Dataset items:

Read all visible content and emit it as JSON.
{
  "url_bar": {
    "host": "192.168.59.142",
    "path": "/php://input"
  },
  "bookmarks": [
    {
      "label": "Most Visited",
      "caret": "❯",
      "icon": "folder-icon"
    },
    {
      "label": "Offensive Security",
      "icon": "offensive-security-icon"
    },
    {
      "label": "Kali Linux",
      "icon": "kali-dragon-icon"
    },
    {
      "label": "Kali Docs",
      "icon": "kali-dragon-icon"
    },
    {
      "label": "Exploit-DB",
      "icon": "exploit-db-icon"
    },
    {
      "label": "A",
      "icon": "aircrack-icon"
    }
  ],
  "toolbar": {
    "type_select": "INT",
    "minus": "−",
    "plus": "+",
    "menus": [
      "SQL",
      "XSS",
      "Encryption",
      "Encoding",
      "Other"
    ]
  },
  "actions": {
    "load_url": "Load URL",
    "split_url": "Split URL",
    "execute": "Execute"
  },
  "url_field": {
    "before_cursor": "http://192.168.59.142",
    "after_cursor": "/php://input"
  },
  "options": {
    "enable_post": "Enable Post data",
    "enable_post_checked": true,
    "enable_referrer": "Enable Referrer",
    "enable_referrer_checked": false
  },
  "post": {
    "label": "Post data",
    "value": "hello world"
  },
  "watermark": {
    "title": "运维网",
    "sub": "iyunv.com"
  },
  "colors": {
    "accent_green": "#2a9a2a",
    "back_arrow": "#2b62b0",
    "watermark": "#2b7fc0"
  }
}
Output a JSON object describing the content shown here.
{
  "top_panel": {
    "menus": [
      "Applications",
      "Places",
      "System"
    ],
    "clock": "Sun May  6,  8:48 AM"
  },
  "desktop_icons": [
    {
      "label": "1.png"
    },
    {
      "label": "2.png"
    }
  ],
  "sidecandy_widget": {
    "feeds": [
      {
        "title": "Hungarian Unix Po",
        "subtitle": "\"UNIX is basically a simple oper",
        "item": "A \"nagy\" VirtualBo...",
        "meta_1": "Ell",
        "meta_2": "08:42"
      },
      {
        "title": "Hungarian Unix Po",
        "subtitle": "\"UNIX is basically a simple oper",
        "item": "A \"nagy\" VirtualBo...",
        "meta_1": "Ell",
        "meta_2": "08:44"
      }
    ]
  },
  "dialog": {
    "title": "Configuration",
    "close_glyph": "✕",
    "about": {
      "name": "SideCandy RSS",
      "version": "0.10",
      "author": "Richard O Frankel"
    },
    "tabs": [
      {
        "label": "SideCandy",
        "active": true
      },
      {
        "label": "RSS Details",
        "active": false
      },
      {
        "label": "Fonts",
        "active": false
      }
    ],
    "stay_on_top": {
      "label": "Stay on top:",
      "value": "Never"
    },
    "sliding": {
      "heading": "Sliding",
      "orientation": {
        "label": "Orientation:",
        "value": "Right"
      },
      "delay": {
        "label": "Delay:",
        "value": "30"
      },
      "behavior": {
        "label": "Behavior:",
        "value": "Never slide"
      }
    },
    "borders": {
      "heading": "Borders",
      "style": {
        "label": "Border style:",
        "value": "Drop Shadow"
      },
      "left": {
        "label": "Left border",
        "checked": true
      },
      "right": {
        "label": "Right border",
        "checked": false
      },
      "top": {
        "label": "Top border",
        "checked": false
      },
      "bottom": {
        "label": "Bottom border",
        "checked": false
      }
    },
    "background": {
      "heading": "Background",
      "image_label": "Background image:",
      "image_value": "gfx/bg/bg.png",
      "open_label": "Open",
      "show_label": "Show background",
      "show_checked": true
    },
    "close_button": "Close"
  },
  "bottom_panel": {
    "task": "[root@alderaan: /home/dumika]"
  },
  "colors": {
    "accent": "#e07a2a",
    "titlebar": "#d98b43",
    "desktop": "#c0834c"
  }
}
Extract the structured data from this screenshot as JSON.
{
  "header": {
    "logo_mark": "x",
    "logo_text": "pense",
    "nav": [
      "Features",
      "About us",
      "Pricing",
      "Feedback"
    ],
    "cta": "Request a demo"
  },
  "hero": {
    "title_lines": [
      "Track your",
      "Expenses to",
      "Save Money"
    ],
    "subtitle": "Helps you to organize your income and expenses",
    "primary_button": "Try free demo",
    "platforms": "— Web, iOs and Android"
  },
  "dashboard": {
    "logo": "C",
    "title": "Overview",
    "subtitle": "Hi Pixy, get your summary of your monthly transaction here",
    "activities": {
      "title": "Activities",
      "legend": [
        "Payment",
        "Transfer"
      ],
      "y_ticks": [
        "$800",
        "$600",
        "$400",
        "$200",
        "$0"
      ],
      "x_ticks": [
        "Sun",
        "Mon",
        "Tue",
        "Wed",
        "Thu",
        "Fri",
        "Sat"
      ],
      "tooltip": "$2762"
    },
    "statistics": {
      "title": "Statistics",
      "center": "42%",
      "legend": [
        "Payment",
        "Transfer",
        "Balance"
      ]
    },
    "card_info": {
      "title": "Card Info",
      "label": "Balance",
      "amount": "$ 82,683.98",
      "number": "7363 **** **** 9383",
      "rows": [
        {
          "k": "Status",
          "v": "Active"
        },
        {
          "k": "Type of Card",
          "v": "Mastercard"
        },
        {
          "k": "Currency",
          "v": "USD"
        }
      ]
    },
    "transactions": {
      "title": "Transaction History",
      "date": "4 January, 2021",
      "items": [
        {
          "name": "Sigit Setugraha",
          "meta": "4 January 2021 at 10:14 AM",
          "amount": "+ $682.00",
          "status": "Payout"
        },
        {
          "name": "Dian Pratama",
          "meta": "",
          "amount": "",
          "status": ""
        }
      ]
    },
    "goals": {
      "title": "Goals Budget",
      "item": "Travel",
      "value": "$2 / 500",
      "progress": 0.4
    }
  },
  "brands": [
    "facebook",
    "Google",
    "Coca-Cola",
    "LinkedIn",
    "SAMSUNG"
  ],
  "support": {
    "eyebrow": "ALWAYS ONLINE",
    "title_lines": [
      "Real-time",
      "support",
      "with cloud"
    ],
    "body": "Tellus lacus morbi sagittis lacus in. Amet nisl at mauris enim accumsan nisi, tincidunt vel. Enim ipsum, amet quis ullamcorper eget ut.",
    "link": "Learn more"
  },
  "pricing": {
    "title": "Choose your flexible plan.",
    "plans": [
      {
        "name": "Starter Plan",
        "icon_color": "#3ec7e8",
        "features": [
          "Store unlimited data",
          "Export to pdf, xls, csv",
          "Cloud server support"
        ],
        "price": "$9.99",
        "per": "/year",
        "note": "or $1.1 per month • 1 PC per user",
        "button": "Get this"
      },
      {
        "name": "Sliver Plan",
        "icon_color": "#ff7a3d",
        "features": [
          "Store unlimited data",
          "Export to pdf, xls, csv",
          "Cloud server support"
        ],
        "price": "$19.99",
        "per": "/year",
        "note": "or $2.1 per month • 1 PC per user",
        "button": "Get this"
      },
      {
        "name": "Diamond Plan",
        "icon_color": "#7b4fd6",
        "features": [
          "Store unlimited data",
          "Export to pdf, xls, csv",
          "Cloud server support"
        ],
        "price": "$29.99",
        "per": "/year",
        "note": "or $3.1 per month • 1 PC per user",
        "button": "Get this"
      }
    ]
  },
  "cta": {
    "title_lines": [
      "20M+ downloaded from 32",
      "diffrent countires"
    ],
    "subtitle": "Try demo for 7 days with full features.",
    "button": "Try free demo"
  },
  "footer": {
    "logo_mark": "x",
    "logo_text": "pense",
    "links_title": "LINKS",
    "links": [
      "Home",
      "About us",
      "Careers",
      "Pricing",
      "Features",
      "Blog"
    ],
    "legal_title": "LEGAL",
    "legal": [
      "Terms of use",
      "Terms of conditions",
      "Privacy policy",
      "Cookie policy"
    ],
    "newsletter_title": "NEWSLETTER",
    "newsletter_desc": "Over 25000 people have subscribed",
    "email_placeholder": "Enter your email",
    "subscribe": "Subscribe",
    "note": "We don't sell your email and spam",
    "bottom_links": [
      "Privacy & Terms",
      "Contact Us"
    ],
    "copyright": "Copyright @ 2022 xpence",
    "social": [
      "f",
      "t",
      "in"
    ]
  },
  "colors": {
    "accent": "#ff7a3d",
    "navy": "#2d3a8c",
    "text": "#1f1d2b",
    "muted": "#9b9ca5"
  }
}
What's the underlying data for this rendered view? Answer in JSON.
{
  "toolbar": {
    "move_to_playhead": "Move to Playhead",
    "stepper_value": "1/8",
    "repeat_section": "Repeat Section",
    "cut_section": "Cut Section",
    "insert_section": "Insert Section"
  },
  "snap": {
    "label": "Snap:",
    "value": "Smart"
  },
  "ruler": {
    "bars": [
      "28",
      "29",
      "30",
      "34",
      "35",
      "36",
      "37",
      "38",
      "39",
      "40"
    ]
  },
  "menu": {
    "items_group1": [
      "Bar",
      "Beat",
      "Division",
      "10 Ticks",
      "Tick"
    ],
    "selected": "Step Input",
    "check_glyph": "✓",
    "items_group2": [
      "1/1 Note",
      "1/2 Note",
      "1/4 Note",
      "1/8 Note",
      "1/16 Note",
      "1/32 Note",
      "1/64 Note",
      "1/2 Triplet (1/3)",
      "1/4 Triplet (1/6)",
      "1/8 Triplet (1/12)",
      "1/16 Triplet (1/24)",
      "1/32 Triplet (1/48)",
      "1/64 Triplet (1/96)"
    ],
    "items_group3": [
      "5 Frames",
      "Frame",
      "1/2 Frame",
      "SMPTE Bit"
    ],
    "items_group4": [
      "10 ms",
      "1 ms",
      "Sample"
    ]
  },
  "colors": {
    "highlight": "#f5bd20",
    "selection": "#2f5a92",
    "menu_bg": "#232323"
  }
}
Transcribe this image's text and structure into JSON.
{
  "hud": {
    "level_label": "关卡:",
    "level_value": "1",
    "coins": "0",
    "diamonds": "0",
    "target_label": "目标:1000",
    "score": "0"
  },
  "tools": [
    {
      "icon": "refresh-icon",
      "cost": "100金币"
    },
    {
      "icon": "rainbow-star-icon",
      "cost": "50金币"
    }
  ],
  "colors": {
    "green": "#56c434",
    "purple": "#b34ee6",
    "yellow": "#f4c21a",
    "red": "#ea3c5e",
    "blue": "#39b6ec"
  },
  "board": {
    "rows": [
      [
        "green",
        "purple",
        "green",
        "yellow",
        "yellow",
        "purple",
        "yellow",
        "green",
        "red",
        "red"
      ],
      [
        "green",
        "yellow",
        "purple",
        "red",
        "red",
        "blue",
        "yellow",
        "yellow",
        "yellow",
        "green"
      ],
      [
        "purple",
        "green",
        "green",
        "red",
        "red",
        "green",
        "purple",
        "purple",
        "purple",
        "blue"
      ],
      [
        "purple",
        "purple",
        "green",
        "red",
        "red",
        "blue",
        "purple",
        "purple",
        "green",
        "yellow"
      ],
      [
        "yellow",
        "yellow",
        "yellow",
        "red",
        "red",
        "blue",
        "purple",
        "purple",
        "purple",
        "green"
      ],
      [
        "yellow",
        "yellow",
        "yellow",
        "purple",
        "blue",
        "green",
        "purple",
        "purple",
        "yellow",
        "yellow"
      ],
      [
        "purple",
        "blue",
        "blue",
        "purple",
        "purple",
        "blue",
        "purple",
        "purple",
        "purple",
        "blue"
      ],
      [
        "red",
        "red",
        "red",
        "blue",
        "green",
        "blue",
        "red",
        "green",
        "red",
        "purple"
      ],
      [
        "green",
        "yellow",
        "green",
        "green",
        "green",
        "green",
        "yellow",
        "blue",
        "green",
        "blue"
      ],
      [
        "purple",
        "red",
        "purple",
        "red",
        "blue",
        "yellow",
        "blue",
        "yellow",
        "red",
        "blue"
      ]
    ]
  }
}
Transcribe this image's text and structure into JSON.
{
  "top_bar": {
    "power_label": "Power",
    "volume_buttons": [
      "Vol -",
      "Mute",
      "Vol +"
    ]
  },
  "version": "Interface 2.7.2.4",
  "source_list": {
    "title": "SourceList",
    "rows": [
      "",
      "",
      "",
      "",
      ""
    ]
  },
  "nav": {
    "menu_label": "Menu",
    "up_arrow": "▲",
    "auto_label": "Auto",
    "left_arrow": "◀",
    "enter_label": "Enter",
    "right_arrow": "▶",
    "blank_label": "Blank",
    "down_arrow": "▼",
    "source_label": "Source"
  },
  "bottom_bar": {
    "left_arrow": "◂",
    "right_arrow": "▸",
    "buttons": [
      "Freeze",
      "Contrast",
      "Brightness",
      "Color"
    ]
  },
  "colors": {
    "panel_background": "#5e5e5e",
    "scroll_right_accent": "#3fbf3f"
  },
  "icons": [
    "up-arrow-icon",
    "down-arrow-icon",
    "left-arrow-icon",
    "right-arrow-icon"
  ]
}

* WHAT YOU ARE ASKED TO DO: Select every line of the records holding the string "user".

* RESULT FOR THIS TASK:
        "note": "or $1.1 per month • 1 PC per user",
        "note": "or $2.1 per month • 1 PC per user",
        "note": "or $3.1 per month • 1 PC per user",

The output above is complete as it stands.